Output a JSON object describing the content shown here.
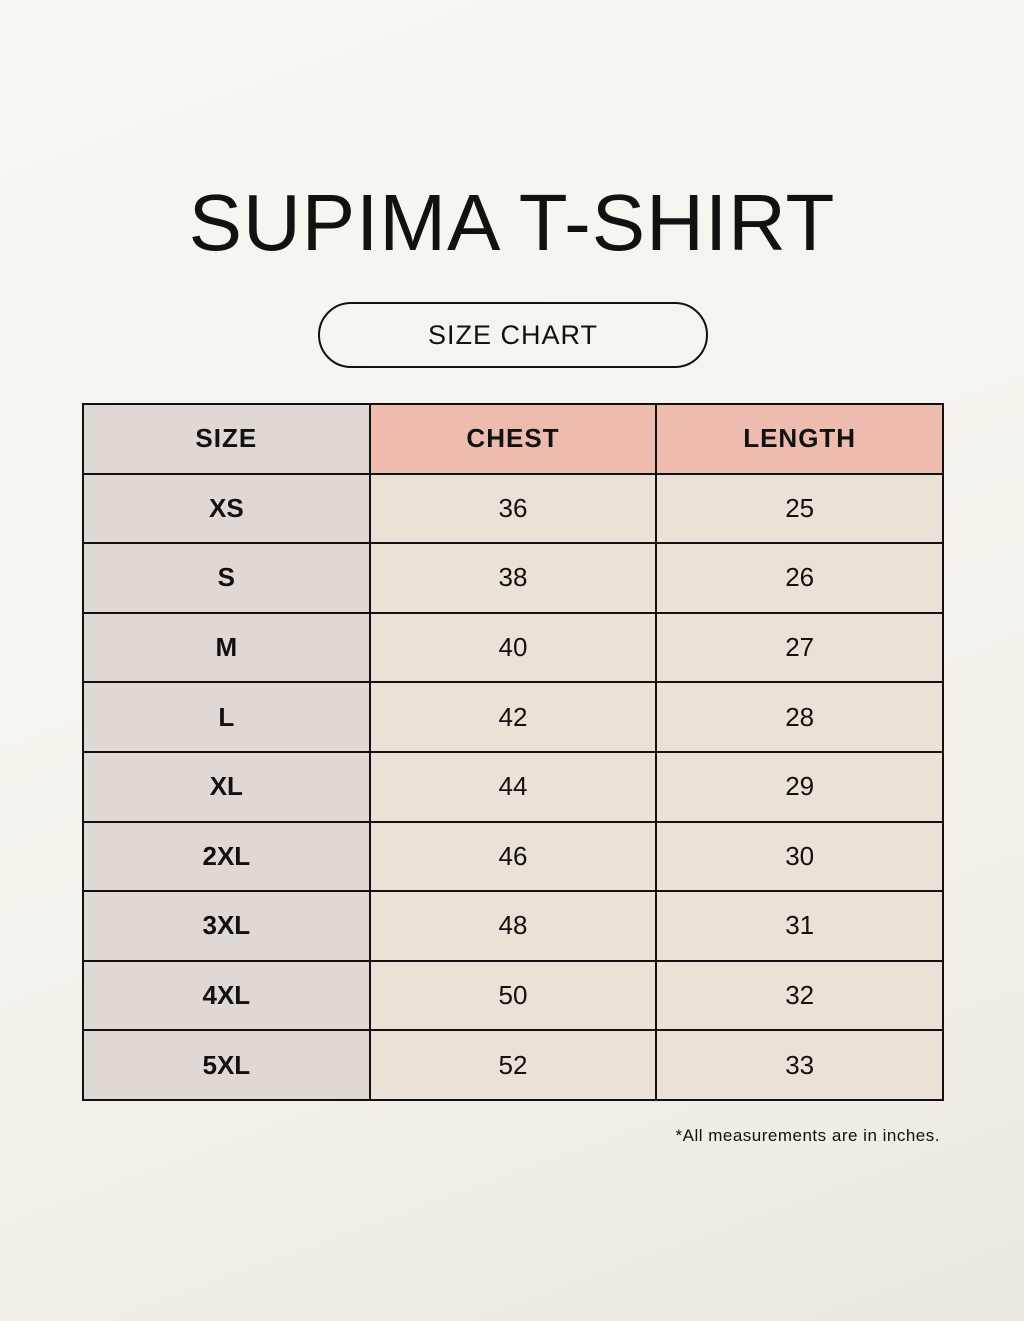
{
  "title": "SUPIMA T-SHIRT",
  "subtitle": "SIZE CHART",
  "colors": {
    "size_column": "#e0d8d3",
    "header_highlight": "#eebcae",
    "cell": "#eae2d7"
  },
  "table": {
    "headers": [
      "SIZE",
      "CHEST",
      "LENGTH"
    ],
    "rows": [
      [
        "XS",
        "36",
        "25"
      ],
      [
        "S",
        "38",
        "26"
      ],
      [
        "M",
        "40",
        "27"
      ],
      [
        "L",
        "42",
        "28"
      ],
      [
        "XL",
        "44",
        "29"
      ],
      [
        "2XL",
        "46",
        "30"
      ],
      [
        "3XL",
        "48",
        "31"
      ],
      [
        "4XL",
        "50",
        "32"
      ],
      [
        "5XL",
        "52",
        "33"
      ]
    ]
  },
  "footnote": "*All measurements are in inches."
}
--------------------------------
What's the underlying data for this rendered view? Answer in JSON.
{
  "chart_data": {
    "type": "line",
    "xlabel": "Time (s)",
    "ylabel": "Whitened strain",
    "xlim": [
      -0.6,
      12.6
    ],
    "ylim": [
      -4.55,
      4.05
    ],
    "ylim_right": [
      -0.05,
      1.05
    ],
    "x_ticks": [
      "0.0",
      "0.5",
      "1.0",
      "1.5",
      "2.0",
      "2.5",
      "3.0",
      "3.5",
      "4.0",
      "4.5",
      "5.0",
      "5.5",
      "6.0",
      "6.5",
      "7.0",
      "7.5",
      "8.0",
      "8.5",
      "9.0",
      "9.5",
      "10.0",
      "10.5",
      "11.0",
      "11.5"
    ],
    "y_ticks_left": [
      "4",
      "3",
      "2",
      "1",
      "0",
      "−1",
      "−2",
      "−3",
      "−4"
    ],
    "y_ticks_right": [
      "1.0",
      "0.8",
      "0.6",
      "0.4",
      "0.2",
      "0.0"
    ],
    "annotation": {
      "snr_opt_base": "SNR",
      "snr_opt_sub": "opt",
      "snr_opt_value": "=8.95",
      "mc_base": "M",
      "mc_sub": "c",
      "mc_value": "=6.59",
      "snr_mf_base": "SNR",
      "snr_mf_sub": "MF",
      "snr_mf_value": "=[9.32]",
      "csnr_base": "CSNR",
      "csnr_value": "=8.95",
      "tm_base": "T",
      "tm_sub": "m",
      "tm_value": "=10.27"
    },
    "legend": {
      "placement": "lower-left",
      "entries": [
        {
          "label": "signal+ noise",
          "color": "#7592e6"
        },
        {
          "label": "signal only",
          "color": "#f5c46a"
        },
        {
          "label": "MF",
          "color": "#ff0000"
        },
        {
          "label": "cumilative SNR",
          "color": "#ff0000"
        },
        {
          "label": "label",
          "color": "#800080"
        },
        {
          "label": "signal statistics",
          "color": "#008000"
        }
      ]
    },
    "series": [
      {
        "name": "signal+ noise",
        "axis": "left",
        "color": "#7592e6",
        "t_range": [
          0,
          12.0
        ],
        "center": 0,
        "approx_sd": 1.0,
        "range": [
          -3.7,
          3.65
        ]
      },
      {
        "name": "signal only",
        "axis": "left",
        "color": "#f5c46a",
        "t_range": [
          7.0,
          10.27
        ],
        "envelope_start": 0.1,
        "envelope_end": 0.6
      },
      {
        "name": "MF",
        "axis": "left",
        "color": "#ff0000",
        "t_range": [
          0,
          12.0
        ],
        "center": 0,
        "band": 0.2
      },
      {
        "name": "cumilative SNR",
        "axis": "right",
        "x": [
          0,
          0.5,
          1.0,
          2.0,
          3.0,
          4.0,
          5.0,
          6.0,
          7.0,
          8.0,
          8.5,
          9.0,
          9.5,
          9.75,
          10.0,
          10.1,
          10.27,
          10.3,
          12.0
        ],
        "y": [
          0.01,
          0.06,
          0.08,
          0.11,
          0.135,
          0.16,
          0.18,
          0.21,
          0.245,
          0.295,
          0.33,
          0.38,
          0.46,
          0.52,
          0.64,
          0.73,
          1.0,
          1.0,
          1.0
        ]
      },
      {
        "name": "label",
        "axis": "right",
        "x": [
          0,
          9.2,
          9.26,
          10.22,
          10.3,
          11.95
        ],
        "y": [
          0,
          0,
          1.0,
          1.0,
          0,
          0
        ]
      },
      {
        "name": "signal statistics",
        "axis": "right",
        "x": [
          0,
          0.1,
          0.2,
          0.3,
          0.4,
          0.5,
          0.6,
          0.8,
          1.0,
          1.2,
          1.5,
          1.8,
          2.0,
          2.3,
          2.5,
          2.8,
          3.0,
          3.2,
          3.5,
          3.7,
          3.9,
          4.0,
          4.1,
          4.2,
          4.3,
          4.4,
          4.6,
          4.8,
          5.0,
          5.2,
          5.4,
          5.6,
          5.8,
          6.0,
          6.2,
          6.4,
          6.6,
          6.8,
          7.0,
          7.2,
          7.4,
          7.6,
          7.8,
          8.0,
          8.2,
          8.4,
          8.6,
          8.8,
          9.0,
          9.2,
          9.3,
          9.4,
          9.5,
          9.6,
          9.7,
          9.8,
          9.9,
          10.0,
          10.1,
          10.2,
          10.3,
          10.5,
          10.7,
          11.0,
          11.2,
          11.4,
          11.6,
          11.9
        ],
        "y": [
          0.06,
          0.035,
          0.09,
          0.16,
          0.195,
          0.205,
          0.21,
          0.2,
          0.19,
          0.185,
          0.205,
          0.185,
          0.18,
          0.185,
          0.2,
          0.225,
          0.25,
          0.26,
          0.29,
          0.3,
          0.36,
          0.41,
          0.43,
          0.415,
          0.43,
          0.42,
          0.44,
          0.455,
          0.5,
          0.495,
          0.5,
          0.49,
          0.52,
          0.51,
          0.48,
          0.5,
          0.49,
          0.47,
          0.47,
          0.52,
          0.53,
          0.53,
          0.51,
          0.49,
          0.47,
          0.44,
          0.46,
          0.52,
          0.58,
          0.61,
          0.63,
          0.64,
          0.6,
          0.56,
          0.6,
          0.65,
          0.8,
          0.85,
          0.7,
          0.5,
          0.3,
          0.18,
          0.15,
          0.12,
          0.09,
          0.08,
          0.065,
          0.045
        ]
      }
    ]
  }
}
--------------------------------
For each line of the listing that holds the word "signal", show that line.

          "label": "signal+ noise",
          "label": "signal only",
          "label": "signal statistics",
        "name": "signal+ noise",
        "name": "signal only",
        "name": "signal statistics",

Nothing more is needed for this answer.